----- EXERCISE MATERIALS -----

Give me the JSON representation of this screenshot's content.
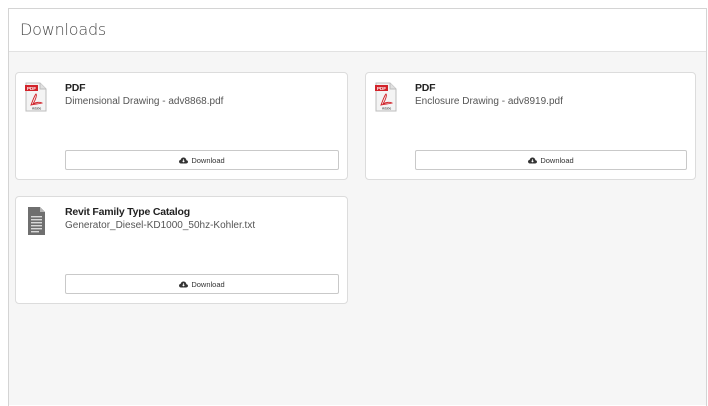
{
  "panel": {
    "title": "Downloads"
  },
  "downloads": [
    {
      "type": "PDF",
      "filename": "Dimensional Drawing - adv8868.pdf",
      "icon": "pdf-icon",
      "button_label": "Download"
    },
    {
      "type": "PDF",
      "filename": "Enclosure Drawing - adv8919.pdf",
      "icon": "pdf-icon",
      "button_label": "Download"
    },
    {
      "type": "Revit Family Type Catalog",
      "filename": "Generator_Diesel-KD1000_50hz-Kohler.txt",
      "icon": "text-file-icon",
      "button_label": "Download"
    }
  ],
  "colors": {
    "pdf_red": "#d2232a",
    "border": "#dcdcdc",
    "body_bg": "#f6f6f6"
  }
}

-----
----- EXERCISE MATERIALS -----

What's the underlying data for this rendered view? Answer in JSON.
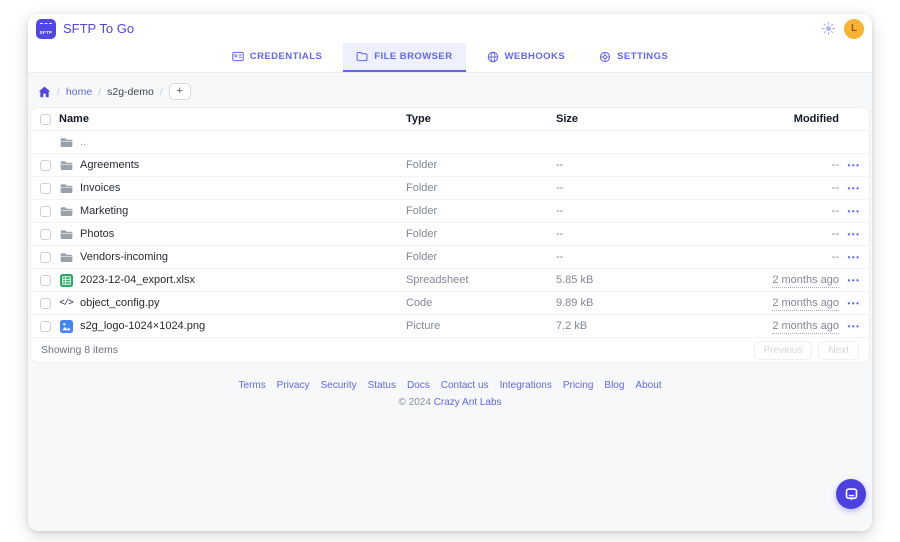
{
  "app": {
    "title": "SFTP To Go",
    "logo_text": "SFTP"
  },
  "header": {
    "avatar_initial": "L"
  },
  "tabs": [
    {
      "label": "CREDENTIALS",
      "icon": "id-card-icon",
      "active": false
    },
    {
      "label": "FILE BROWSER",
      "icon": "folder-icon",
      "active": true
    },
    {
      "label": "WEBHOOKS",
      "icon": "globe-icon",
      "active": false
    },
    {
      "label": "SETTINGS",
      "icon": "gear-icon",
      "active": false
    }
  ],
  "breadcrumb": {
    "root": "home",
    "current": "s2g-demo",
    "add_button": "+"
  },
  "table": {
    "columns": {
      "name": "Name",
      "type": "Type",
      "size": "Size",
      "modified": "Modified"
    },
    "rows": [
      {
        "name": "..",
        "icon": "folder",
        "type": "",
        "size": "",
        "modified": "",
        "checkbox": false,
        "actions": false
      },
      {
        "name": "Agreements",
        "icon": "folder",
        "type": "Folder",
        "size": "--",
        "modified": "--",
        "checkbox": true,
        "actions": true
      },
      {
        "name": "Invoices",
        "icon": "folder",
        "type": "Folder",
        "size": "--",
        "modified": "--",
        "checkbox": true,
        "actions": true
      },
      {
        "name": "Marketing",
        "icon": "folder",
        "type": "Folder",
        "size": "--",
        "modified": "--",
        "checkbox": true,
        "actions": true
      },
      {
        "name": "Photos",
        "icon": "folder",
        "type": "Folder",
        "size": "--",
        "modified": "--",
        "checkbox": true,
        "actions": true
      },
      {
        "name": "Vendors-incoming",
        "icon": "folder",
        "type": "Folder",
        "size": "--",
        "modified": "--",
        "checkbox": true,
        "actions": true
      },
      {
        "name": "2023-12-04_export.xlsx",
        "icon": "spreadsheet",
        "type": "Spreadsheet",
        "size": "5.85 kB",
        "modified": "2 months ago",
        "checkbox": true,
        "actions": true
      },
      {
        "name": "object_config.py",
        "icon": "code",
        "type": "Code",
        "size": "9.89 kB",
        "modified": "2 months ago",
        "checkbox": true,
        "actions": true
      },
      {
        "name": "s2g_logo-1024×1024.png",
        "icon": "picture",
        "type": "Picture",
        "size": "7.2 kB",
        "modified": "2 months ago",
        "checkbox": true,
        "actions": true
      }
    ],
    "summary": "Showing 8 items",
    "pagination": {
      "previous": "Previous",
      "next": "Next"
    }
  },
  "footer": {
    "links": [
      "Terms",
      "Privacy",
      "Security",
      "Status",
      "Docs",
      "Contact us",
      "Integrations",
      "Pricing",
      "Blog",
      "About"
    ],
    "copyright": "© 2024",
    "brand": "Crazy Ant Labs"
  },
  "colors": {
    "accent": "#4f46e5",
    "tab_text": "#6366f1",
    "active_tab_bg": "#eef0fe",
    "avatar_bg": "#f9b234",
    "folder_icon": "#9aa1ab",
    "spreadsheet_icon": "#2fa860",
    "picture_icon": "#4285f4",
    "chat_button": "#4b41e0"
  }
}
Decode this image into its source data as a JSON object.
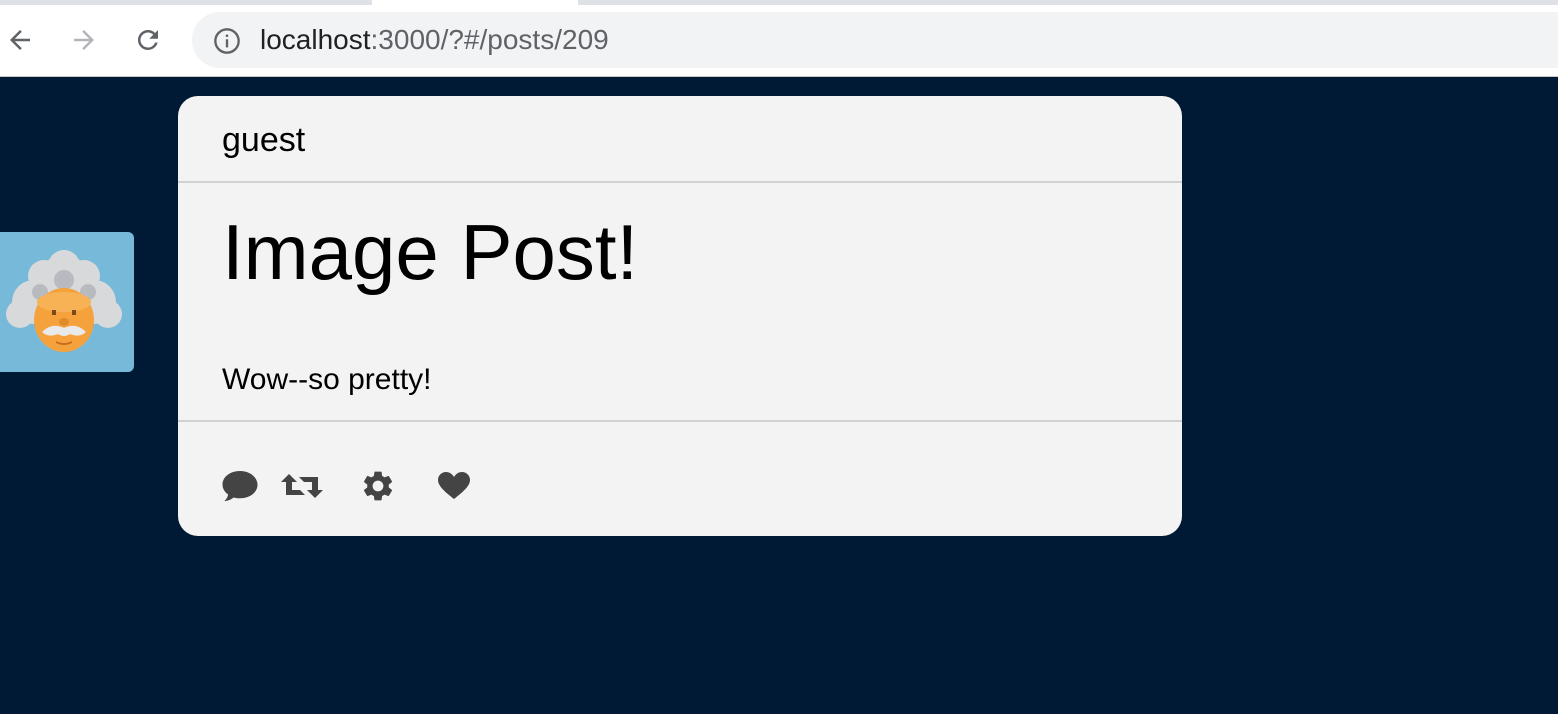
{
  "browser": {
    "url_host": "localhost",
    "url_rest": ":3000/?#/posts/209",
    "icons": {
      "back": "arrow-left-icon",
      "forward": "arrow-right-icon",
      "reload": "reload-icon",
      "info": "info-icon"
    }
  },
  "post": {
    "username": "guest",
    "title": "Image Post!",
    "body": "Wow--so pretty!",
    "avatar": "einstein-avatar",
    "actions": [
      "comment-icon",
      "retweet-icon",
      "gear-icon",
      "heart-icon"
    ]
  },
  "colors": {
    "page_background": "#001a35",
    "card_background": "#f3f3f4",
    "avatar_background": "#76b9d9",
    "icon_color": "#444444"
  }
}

-----

WHAT TO WORK ON: Only lines that contain the word "title" are wanted; copy each of them.

RESULT BELOW:
    "title": "Downloads"
    "title": "SFTP To Go",
    "title": "Image Post!",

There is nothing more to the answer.